Schreib die gesamte folgende Auflistung Zeile für Zeile ohne jede Änderung ab.

==========

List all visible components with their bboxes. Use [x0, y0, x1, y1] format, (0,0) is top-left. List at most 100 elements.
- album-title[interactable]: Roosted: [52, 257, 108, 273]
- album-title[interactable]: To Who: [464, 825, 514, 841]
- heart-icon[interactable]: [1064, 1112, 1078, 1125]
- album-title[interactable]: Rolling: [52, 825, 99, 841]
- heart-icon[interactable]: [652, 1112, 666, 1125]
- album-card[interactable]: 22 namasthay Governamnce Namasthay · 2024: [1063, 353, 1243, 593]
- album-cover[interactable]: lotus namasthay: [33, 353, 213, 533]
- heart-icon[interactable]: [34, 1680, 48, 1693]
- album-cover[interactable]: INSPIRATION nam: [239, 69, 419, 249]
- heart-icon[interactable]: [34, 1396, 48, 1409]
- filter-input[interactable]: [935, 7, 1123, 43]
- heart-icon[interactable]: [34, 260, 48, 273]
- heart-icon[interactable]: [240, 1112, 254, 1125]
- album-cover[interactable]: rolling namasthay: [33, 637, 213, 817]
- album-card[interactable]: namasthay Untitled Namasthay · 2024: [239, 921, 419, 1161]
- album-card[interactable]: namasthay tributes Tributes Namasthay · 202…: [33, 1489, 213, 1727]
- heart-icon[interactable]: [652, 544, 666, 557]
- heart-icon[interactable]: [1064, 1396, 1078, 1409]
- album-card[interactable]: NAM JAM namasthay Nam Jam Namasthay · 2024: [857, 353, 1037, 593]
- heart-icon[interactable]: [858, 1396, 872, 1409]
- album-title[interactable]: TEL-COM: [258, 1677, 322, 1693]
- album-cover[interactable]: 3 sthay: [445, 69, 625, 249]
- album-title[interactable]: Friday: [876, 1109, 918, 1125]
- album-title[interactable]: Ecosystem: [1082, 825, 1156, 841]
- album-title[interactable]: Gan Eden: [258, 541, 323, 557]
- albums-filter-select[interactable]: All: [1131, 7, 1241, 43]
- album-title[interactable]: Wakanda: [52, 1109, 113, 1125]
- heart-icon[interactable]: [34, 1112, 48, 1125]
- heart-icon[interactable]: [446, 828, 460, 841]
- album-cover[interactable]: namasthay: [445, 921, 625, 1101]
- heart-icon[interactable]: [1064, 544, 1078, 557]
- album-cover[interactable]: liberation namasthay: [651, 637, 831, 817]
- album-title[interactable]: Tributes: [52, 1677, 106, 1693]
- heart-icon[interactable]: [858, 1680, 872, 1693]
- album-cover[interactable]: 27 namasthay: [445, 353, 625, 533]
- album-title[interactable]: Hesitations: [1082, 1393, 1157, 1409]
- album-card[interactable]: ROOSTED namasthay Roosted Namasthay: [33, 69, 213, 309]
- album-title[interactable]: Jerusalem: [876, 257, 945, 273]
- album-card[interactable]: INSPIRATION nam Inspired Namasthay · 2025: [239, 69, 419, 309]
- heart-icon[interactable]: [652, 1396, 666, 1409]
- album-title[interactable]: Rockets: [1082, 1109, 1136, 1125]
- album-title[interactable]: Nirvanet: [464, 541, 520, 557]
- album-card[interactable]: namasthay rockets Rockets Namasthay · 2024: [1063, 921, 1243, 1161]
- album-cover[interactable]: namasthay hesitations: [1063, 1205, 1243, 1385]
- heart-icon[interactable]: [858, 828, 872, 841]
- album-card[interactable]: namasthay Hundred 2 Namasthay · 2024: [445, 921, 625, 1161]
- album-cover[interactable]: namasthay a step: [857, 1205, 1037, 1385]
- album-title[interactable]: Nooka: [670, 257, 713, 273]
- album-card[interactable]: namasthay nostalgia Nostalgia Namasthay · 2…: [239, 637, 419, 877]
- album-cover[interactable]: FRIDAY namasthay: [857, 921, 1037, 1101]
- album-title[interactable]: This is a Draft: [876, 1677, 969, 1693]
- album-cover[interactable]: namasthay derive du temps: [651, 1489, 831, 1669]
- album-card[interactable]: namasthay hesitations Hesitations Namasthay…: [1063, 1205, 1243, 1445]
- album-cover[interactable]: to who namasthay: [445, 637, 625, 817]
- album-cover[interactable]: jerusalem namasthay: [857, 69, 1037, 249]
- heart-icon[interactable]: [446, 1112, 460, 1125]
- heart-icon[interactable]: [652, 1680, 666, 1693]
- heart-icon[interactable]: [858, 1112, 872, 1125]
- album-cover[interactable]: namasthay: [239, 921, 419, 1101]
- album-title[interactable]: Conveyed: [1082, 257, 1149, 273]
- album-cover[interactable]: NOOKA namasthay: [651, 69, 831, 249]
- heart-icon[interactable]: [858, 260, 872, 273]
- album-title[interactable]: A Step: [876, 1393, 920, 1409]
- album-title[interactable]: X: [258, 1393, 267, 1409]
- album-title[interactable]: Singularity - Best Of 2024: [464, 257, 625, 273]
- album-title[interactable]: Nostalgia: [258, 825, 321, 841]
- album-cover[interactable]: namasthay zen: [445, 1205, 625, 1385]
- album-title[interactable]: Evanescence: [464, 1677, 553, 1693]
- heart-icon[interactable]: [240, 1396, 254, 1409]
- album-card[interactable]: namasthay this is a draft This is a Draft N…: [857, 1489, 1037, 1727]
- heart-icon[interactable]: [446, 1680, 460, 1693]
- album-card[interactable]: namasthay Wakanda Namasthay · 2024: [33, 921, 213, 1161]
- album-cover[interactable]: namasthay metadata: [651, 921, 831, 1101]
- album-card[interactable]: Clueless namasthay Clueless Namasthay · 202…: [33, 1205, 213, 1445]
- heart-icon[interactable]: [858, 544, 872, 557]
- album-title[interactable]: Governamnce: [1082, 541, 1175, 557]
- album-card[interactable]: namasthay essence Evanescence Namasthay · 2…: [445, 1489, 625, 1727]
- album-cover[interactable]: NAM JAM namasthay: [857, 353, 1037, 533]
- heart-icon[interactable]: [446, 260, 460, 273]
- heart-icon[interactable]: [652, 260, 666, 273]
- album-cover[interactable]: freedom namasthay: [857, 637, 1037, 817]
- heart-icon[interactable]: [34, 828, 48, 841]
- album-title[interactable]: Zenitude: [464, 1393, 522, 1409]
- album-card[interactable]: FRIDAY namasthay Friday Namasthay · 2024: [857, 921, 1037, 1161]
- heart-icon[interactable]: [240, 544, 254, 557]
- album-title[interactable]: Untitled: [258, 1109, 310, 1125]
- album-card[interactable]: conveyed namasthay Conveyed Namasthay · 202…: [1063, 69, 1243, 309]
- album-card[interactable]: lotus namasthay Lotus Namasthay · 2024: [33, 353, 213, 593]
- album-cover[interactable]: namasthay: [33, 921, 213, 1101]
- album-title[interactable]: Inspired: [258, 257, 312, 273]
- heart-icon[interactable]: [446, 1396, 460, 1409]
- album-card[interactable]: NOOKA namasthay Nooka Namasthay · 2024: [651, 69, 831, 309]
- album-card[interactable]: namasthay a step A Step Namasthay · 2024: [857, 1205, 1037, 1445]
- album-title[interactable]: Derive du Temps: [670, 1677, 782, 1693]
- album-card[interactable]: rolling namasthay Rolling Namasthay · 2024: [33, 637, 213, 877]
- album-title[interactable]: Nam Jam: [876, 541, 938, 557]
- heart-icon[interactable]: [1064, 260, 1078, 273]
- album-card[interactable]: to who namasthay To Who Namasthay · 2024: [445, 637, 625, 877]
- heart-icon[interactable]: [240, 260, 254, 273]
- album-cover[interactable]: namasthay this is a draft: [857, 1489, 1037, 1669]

==========

Antwort
List all visible components with their bboxes. Use [x0, y0, x1, y1] format, (0,0) is top-left. List at most 100 elements.
- album-title[interactable]: Roosted: [52, 257, 108, 273]
- album-title[interactable]: To Who: [464, 825, 514, 841]
- heart-icon[interactable]: [1064, 1112, 1078, 1125]
- album-title[interactable]: Rolling: [52, 825, 99, 841]
- heart-icon[interactable]: [652, 1112, 666, 1125]
- album-card[interactable]: 22 namasthay Governamnce Namasthay · 2024: [1063, 353, 1243, 593]
- album-cover[interactable]: lotus namasthay: [33, 353, 213, 533]
- heart-icon[interactable]: [34, 1680, 48, 1693]
- album-cover[interactable]: INSPIRATION nam: [239, 69, 419, 249]
- heart-icon[interactable]: [34, 1396, 48, 1409]
- filter-input[interactable]: [935, 7, 1123, 43]
- heart-icon[interactable]: [34, 260, 48, 273]
- heart-icon[interactable]: [240, 1112, 254, 1125]
- album-cover[interactable]: rolling namasthay: [33, 637, 213, 817]
- album-card[interactable]: namasthay Untitled Namasthay · 2024: [239, 921, 419, 1161]
- album-card[interactable]: namasthay tributes Tributes Namasthay · 202…: [33, 1489, 213, 1727]
- heart-icon[interactable]: [652, 544, 666, 557]
- heart-icon[interactable]: [1064, 1396, 1078, 1409]
- album-card[interactable]: NAM JAM namasthay Nam Jam Namasthay · 2024: [857, 353, 1037, 593]
- heart-icon[interactable]: [858, 1396, 872, 1409]
- album-title[interactable]: TEL-COM: [258, 1677, 322, 1693]
- album-cover[interactable]: 3 sthay: [445, 69, 625, 249]
- album-title[interactable]: Friday: [876, 1109, 918, 1125]
- album-title[interactable]: Ecosystem: [1082, 825, 1156, 841]
- album-title[interactable]: Gan Eden: [258, 541, 323, 557]
- albums-filter-select[interactable]: All: [1131, 7, 1241, 43]
- album-title[interactable]: Wakanda: [52, 1109, 113, 1125]
- heart-icon[interactable]: [34, 1112, 48, 1125]
- heart-icon[interactable]: [446, 828, 460, 841]
- album-cover[interactable]: namasthay: [445, 921, 625, 1101]
- heart-icon[interactable]: [1064, 544, 1078, 557]
- album-cover[interactable]: liberation namasthay: [651, 637, 831, 817]
- album-title[interactable]: Tributes: [52, 1677, 106, 1693]
- heart-icon[interactable]: [858, 1680, 872, 1693]
- album-cover[interactable]: 27 namasthay: [445, 353, 625, 533]
- album-title[interactable]: Hesitations: [1082, 1393, 1157, 1409]
- album-card[interactable]: ROOSTED namasthay Roosted Namasthay: [33, 69, 213, 309]
- album-title[interactable]: Jerusalem: [876, 257, 945, 273]
- album-card[interactable]: INSPIRATION nam Inspired Namasthay · 2025: [239, 69, 419, 309]
- heart-icon[interactable]: [652, 1396, 666, 1409]
- album-title[interactable]: Rockets: [1082, 1109, 1136, 1125]
- album-title[interactable]: Nirvanet: [464, 541, 520, 557]
- album-card[interactable]: namasthay rockets Rockets Namasthay · 2024: [1063, 921, 1243, 1161]
- album-cover[interactable]: namasthay hesitations: [1063, 1205, 1243, 1385]
- heart-icon[interactable]: [858, 828, 872, 841]
- album-card[interactable]: namasthay Hundred 2 Namasthay · 2024: [445, 921, 625, 1161]
- album-cover[interactable]: namasthay a step: [857, 1205, 1037, 1385]
- album-title[interactable]: Nooka: [670, 257, 713, 273]
- album-card[interactable]: namasthay nostalgia Nostalgia Namasthay · 2…: [239, 637, 419, 877]
- album-cover[interactable]: FRIDAY namasthay: [857, 921, 1037, 1101]
- album-title[interactable]: This is a Draft: [876, 1677, 969, 1693]
- album-cover[interactable]: namasthay derive du temps: [651, 1489, 831, 1669]
- album-card[interactable]: namasthay hesitations Hesitations Namasthay…: [1063, 1205, 1243, 1445]
- album-cover[interactable]: to who namasthay: [445, 637, 625, 817]
- album-cover[interactable]: jerusalem namasthay: [857, 69, 1037, 249]
- heart-icon[interactable]: [446, 1112, 460, 1125]
- heart-icon[interactable]: [652, 1680, 666, 1693]
- heart-icon[interactable]: [858, 1112, 872, 1125]
- album-cover[interactable]: namasthay: [239, 921, 419, 1101]
- album-title[interactable]: Conveyed: [1082, 257, 1149, 273]
- album-cover[interactable]: NOOKA namasthay: [651, 69, 831, 249]
- heart-icon[interactable]: [858, 260, 872, 273]
- album-title[interactable]: A Step: [876, 1393, 920, 1409]
- album-title[interactable]: X: [258, 1393, 267, 1409]
- album-title[interactable]: Singularity - Best Of 2024: [464, 257, 625, 273]
- album-title[interactable]: Nostalgia: [258, 825, 321, 841]
- album-cover[interactable]: namasthay zen: [445, 1205, 625, 1385]
- album-title[interactable]: Evanescence: [464, 1677, 553, 1693]
- heart-icon[interactable]: [240, 1396, 254, 1409]
- album-card[interactable]: namasthay this is a draft This is a Draft N…: [857, 1489, 1037, 1727]
- heart-icon[interactable]: [446, 1680, 460, 1693]
- album-card[interactable]: namasthay Wakanda Namasthay · 2024: [33, 921, 213, 1161]
- album-cover[interactable]: namasthay metadata: [651, 921, 831, 1101]
- album-card[interactable]: Clueless namasthay Clueless Namasthay · 202…: [33, 1205, 213, 1445]
- heart-icon[interactable]: [858, 544, 872, 557]
- album-title[interactable]: Governamnce: [1082, 541, 1175, 557]
- album-card[interactable]: namasthay essence Evanescence Namasthay · 2…: [445, 1489, 625, 1727]
- album-cover[interactable]: NAM JAM namasthay: [857, 353, 1037, 533]
- heart-icon[interactable]: [446, 260, 460, 273]
- heart-icon[interactable]: [652, 260, 666, 273]
- album-cover[interactable]: freedom namasthay: [857, 637, 1037, 817]
- heart-icon[interactable]: [34, 828, 48, 841]
- album-title[interactable]: Zenitude: [464, 1393, 522, 1409]
- album-card[interactable]: FRIDAY namasthay Friday Namasthay · 2024: [857, 921, 1037, 1161]
- heart-icon[interactable]: [240, 544, 254, 557]
- album-title[interactable]: Untitled: [258, 1109, 310, 1125]
- album-card[interactable]: conveyed namasthay Conveyed Namasthay · 202…: [1063, 69, 1243, 309]
- album-card[interactable]: lotus namasthay Lotus Namasthay · 2024: [33, 353, 213, 593]
- album-cover[interactable]: namasthay: [33, 921, 213, 1101]
- album-title[interactable]: Inspired: [258, 257, 312, 273]
- heart-icon[interactable]: [446, 1396, 460, 1409]
- album-card[interactable]: NOOKA namasthay Nooka Namasthay · 2024: [651, 69, 831, 309]
- album-card[interactable]: namasthay a step A Step Namasthay · 2024: [857, 1205, 1037, 1445]
- album-title[interactable]: Derive du Temps: [670, 1677, 782, 1693]
- album-card[interactable]: rolling namasthay Rolling Namasthay · 2024: [33, 637, 213, 877]
- album-title[interactable]: Nam Jam: [876, 541, 938, 557]
- heart-icon[interactable]: [1064, 260, 1078, 273]
- album-card[interactable]: to who namasthay To Who Namasthay · 2024: [445, 637, 625, 877]
- heart-icon[interactable]: [240, 260, 254, 273]
- album-cover[interactable]: namasthay this is a draft: [857, 1489, 1037, 1669]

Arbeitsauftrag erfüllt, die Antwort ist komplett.